§ Instructions to follow: Please list all lines of the material below in which the string "logo" occurs.

§ Supplied records:
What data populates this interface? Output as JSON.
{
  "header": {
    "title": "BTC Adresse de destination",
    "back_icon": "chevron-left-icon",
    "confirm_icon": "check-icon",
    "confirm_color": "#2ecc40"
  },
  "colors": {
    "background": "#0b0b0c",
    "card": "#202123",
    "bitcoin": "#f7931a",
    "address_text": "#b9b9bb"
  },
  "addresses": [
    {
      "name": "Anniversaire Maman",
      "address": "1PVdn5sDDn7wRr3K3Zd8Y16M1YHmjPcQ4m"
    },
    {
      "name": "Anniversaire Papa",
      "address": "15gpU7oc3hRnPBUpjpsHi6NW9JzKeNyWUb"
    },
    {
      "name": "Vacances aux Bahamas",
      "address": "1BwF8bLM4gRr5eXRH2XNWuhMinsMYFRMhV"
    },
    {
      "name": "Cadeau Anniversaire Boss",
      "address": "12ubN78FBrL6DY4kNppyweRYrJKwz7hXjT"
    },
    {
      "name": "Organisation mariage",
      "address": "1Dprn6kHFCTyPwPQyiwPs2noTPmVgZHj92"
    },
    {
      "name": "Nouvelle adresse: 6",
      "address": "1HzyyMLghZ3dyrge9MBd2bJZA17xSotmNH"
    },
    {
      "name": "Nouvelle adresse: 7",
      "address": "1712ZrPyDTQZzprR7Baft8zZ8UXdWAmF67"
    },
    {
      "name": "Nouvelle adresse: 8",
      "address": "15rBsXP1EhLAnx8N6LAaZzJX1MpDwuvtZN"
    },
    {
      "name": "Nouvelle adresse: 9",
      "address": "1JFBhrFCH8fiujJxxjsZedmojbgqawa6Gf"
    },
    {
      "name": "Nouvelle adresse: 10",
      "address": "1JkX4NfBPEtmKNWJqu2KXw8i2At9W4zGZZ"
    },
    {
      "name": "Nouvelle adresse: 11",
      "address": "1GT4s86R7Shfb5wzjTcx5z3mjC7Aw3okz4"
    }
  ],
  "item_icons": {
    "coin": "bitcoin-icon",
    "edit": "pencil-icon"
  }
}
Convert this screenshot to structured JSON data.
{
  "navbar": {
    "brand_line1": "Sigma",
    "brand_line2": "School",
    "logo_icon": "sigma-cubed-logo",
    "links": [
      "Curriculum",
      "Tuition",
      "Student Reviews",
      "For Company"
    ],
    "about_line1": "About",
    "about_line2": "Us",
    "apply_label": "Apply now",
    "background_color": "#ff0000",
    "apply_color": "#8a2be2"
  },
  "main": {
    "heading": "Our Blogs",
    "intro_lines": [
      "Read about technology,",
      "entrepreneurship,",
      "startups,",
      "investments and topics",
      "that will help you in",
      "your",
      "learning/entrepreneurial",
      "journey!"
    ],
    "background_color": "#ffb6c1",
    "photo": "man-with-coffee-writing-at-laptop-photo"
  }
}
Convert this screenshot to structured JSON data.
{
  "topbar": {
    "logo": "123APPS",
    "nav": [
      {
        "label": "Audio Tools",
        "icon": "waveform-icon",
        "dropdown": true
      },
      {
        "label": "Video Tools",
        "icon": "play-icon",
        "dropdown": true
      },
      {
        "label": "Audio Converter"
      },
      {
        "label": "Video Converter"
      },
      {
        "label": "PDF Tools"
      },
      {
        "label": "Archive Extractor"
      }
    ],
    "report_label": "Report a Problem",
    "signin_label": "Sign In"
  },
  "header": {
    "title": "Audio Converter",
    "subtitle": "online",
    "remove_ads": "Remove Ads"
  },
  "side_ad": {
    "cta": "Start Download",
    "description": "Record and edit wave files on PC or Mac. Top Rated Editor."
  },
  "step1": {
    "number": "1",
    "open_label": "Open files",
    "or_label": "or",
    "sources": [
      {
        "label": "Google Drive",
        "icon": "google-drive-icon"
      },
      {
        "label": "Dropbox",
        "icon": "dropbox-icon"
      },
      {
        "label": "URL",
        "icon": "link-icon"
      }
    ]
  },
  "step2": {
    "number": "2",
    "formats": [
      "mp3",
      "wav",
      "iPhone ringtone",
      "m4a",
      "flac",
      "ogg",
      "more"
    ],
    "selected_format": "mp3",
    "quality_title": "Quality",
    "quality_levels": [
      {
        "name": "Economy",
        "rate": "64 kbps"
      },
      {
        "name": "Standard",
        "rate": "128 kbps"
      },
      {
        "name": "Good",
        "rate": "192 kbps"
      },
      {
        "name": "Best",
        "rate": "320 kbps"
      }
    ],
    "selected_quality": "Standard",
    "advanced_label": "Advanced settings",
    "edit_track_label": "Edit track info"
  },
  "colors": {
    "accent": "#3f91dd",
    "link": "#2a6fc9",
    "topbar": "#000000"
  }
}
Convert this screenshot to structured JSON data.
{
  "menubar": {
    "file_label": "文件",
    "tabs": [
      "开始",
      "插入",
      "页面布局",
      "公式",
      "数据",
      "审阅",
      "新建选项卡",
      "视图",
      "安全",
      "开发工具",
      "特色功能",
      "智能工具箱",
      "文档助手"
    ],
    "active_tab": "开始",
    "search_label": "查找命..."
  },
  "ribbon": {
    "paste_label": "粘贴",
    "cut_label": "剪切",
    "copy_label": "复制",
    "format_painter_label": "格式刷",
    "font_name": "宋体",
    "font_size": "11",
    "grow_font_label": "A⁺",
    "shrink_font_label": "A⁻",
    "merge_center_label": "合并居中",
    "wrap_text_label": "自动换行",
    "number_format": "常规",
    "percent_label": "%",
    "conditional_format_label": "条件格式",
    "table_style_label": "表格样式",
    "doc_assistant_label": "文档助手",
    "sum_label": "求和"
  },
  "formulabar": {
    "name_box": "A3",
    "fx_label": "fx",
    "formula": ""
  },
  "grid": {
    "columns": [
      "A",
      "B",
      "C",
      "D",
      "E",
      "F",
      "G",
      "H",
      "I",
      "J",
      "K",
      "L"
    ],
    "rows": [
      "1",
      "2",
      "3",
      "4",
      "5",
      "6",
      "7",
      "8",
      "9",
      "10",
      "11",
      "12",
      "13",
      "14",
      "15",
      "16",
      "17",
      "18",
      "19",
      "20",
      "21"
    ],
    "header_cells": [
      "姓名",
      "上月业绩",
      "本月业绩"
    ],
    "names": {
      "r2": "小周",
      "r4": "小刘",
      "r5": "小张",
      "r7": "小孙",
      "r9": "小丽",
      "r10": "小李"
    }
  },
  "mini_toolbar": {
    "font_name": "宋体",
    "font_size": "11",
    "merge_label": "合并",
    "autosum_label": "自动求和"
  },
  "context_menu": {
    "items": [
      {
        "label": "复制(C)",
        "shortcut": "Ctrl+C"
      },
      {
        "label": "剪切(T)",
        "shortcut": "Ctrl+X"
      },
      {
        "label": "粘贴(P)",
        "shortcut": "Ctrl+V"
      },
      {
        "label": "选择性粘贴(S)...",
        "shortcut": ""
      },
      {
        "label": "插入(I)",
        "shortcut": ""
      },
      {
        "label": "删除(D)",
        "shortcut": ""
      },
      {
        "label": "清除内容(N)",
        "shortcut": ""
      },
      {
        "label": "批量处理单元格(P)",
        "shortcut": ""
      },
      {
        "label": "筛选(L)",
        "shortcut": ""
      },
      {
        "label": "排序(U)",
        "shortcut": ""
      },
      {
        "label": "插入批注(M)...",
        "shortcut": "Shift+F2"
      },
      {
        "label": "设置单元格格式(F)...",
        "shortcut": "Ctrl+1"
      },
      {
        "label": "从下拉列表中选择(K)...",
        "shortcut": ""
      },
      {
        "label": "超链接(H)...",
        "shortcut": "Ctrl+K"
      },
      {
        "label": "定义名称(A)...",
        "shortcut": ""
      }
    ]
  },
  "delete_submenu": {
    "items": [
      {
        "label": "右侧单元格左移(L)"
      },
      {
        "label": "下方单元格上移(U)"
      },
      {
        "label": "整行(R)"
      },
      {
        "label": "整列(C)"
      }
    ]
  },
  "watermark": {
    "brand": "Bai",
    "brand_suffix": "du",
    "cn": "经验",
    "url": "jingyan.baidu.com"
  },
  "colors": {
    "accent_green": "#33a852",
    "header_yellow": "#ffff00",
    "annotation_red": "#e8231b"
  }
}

§ Written answer:
    "logo_icon": "sigma-cubed-logo",
    "logo": "123APPS",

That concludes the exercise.